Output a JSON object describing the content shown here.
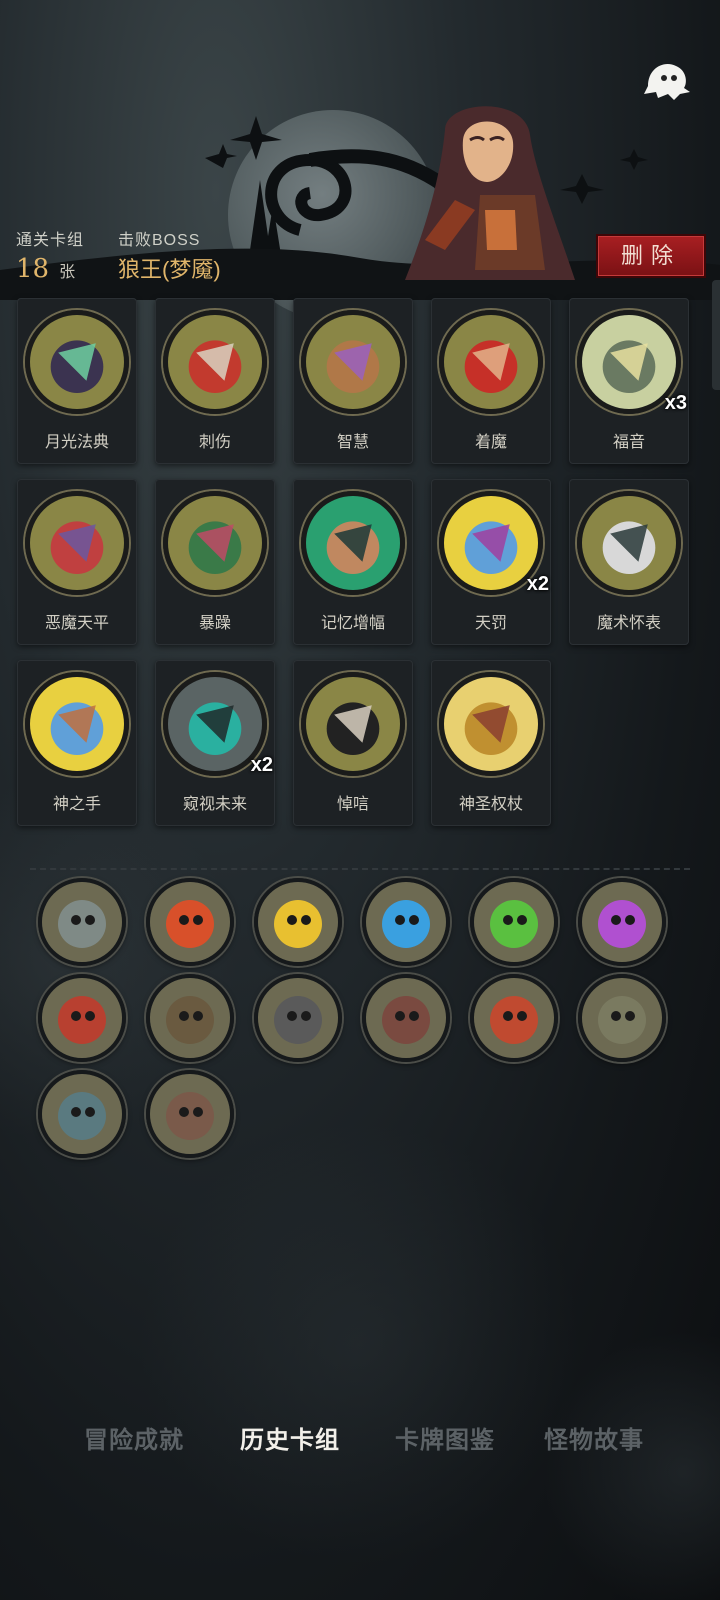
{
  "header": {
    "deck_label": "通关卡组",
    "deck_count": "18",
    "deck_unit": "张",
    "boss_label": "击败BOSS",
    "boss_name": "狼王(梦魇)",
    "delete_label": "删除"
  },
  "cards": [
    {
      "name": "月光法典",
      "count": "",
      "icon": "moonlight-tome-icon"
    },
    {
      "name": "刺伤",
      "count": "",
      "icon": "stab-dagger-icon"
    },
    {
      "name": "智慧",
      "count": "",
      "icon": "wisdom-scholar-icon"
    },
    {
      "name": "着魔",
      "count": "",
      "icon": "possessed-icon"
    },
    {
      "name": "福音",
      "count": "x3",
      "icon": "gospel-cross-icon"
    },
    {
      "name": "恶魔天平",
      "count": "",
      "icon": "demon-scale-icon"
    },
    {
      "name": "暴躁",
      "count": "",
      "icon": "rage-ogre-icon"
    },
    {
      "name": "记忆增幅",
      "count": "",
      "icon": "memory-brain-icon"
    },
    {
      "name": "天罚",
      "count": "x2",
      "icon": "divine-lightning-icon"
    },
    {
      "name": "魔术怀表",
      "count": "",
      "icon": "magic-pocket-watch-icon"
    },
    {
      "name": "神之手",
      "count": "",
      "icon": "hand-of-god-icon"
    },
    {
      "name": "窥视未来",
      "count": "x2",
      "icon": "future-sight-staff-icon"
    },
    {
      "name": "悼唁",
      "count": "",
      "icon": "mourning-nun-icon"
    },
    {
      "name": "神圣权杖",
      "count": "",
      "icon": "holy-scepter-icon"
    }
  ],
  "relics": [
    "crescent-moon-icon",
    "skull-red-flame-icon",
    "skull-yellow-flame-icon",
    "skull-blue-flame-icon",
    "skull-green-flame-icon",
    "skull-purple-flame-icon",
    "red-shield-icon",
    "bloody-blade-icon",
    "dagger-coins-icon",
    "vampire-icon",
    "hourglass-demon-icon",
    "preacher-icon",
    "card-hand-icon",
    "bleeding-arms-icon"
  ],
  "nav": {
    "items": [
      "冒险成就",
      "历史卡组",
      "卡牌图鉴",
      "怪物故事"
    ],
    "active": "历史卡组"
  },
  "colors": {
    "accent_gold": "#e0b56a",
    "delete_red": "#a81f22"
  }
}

...

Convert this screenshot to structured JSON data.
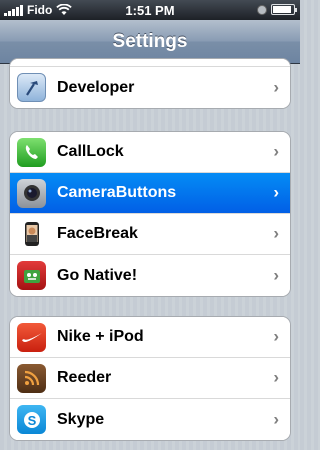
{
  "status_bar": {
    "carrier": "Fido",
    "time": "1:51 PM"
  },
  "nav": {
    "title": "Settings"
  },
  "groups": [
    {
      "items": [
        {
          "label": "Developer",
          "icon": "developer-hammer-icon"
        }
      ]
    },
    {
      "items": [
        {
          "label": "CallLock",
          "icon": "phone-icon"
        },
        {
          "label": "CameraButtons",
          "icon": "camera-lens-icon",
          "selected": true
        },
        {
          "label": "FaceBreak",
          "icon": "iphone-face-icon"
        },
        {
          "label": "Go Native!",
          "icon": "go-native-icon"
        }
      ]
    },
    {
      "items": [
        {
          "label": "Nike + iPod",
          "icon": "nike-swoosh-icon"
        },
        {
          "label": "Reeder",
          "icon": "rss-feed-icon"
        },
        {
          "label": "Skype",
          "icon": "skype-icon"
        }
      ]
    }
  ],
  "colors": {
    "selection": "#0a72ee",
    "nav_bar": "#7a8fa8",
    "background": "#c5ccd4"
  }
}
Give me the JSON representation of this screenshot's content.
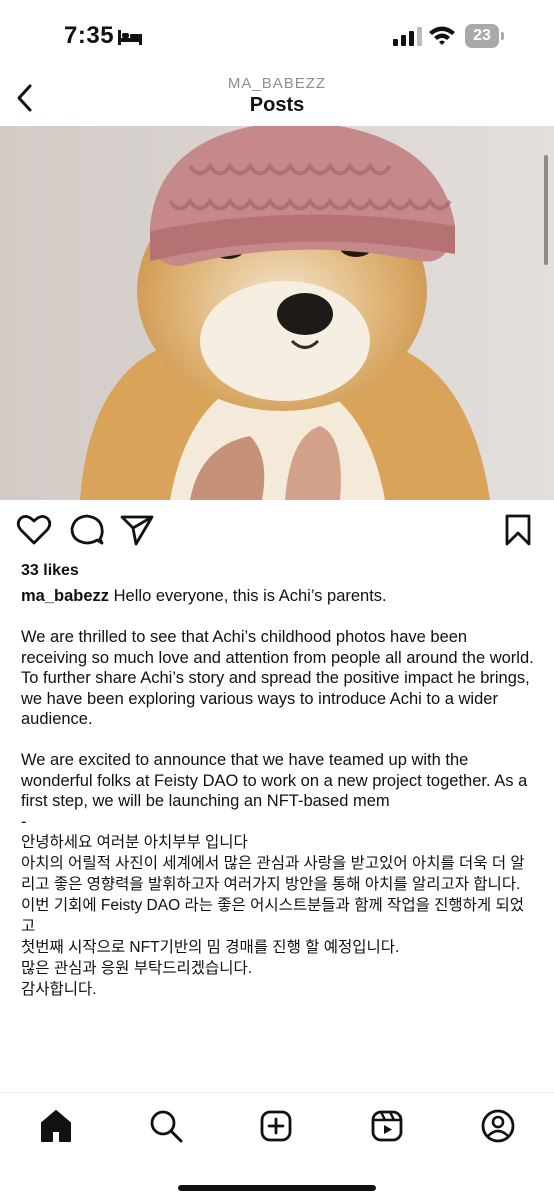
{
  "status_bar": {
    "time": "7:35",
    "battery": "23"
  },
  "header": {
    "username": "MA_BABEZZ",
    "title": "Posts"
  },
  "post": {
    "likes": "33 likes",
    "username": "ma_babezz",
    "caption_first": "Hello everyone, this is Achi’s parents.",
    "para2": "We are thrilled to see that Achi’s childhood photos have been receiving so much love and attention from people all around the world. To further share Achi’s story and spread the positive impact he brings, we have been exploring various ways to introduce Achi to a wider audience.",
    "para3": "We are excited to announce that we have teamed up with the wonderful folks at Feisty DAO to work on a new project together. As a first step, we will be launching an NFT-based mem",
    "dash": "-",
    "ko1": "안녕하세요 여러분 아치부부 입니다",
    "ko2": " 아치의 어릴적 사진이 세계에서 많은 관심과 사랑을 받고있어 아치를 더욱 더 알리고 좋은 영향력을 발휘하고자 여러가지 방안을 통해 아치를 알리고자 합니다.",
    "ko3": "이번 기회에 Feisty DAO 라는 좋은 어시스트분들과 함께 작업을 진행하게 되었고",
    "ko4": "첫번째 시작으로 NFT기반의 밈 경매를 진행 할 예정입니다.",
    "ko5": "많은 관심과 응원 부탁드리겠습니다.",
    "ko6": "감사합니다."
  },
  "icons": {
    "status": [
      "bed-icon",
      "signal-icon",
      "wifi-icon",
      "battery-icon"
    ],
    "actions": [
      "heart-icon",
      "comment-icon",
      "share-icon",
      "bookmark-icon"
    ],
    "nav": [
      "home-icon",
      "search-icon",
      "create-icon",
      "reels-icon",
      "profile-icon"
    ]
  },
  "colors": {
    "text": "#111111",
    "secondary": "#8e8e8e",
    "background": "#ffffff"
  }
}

*WORK TO BE COMPLETED:* Look through the records and count each line that holds "username". Write only the total.

*ANSWER TO THE TASK:* 2